▶ _Given request_
Write out every entry, unchanged. Skip any picture.
___ Dataset extract ___
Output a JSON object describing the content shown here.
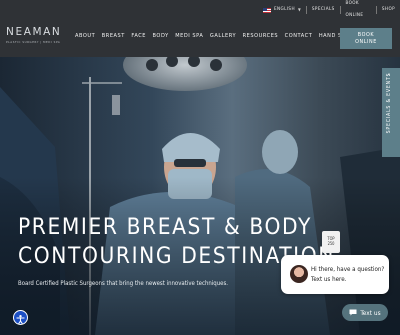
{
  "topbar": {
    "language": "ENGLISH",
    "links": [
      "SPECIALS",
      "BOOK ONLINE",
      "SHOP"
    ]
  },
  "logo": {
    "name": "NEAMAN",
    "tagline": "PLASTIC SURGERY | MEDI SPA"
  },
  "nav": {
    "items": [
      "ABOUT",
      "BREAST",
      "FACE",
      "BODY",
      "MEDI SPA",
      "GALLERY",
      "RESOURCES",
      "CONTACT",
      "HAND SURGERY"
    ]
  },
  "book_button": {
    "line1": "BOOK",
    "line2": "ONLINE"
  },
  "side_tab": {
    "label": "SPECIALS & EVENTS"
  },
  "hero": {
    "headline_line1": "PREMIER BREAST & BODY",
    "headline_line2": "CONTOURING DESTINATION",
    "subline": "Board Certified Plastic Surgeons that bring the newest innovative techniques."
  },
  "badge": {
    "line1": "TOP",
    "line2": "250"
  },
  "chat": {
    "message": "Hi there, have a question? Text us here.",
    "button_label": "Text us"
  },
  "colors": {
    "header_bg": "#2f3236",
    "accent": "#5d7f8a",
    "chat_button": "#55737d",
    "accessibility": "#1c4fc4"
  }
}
___
▶ _Exercise output_
Output a JSON object describing the content shown here.
{
  "topbar": {
    "language": "ENGLISH",
    "links": [
      "SPECIALS",
      "BOOK ONLINE",
      "SHOP"
    ]
  },
  "logo": {
    "name": "NEAMAN",
    "tagline": "PLASTIC SURGERY | MEDI SPA"
  },
  "nav": {
    "items": [
      "ABOUT",
      "BREAST",
      "FACE",
      "BODY",
      "MEDI SPA",
      "GALLERY",
      "RESOURCES",
      "CONTACT",
      "HAND SURGERY"
    ]
  },
  "book_button": {
    "line1": "BOOK",
    "line2": "ONLINE"
  },
  "side_tab": {
    "label": "SPECIALS & EVENTS"
  },
  "hero": {
    "headline_line1": "PREMIER BREAST & BODY",
    "headline_line2": "CONTOURING DESTINATION",
    "subline": "Board Certified Plastic Surgeons that bring the newest innovative techniques."
  },
  "badge": {
    "line1": "TOP",
    "line2": "250"
  },
  "chat": {
    "message": "Hi there, have a question? Text us here.",
    "button_label": "Text us"
  },
  "colors": {
    "header_bg": "#2f3236",
    "accent": "#5d7f8a",
    "chat_button": "#55737d",
    "accessibility": "#1c4fc4"
  }
}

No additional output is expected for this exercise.